▶ **Task directions**
Each record below is to be reproduced without any change.

┌────────

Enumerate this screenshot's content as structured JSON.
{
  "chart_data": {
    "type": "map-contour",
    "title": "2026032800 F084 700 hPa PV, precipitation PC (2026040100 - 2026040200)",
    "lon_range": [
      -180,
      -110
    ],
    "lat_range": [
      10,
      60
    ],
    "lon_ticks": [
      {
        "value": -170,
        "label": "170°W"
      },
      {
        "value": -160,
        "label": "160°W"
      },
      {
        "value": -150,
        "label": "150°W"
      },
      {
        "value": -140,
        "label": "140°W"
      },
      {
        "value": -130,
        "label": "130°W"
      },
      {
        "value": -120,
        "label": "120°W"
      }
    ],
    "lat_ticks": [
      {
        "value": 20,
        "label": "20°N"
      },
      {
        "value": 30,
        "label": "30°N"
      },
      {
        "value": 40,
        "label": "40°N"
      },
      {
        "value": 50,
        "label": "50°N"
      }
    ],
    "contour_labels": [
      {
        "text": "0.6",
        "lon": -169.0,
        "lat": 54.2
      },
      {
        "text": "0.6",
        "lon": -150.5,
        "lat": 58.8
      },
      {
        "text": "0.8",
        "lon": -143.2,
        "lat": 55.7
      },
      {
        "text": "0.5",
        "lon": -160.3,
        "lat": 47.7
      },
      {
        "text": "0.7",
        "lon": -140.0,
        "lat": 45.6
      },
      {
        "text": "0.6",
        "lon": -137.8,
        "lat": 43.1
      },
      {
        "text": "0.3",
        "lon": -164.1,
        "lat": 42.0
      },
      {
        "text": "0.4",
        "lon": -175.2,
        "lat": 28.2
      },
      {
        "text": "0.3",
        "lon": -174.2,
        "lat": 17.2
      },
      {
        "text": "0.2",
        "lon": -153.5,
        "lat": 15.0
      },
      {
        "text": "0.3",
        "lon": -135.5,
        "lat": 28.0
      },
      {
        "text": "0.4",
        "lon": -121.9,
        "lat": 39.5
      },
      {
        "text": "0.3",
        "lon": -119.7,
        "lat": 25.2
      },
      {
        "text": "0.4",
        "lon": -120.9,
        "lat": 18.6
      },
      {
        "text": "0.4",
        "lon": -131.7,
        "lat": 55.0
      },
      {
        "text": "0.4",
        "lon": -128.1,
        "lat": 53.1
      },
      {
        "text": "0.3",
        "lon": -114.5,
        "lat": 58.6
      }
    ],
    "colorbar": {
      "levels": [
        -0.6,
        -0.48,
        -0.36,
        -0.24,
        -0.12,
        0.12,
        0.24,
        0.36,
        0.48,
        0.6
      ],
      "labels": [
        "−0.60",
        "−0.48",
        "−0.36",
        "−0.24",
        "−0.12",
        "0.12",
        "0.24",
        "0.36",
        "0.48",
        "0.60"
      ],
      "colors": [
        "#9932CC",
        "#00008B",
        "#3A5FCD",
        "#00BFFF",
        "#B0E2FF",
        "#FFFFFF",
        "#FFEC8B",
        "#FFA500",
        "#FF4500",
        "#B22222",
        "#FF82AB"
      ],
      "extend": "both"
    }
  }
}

└────────

▶ **Solution for this exercise**
Enumerate this screenshot's content as structured JSON.
{
  "chart_data": {
    "type": "map-contour",
    "title": "2026032800 F084 700 hPa PV, precipitation PC (2026040100 - 2026040200)",
    "lon_range": [
      -180,
      -110
    ],
    "lat_range": [
      10,
      60
    ],
    "lon_ticks": [
      {
        "value": -170,
        "label": "170°W"
      },
      {
        "value": -160,
        "label": "160°W"
      },
      {
        "value": -150,
        "label": "150°W"
      },
      {
        "value": -140,
        "label": "140°W"
      },
      {
        "value": -130,
        "label": "130°W"
      },
      {
        "value": -120,
        "label": "120°W"
      }
    ],
    "lat_ticks": [
      {
        "value": 20,
        "label": "20°N"
      },
      {
        "value": 30,
        "label": "30°N"
      },
      {
        "value": 40,
        "label": "40°N"
      },
      {
        "value": 50,
        "label": "50°N"
      }
    ],
    "contour_labels": [
      {
        "text": "0.6",
        "lon": -169.0,
        "lat": 54.2
      },
      {
        "text": "0.6",
        "lon": -150.5,
        "lat": 58.8
      },
      {
        "text": "0.8",
        "lon": -143.2,
        "lat": 55.7
      },
      {
        "text": "0.5",
        "lon": -160.3,
        "lat": 47.7
      },
      {
        "text": "0.7",
        "lon": -140.0,
        "lat": 45.6
      },
      {
        "text": "0.6",
        "lon": -137.8,
        "lat": 43.1
      },
      {
        "text": "0.3",
        "lon": -164.1,
        "lat": 42.0
      },
      {
        "text": "0.4",
        "lon": -175.2,
        "lat": 28.2
      },
      {
        "text": "0.3",
        "lon": -174.2,
        "lat": 17.2
      },
      {
        "text": "0.2",
        "lon": -153.5,
        "lat": 15.0
      },
      {
        "text": "0.3",
        "lon": -135.5,
        "lat": 28.0
      },
      {
        "text": "0.4",
        "lon": -121.9,
        "lat": 39.5
      },
      {
        "text": "0.3",
        "lon": -119.7,
        "lat": 25.2
      },
      {
        "text": "0.4",
        "lon": -120.9,
        "lat": 18.6
      },
      {
        "text": "0.4",
        "lon": -131.7,
        "lat": 55.0
      },
      {
        "text": "0.4",
        "lon": -128.1,
        "lat": 53.1
      },
      {
        "text": "0.3",
        "lon": -114.5,
        "lat": 58.6
      }
    ],
    "colorbar": {
      "levels": [
        -0.6,
        -0.48,
        -0.36,
        -0.24,
        -0.12,
        0.12,
        0.24,
        0.36,
        0.48,
        0.6
      ],
      "labels": [
        "−0.60",
        "−0.48",
        "−0.36",
        "−0.24",
        "−0.12",
        "0.12",
        "0.24",
        "0.36",
        "0.48",
        "0.60"
      ],
      "colors": [
        "#9932CC",
        "#00008B",
        "#3A5FCD",
        "#00BFFF",
        "#B0E2FF",
        "#FFFFFF",
        "#FFEC8B",
        "#FFA500",
        "#FF4500",
        "#B22222",
        "#FF82AB"
      ],
      "extend": "both"
    }
  }
}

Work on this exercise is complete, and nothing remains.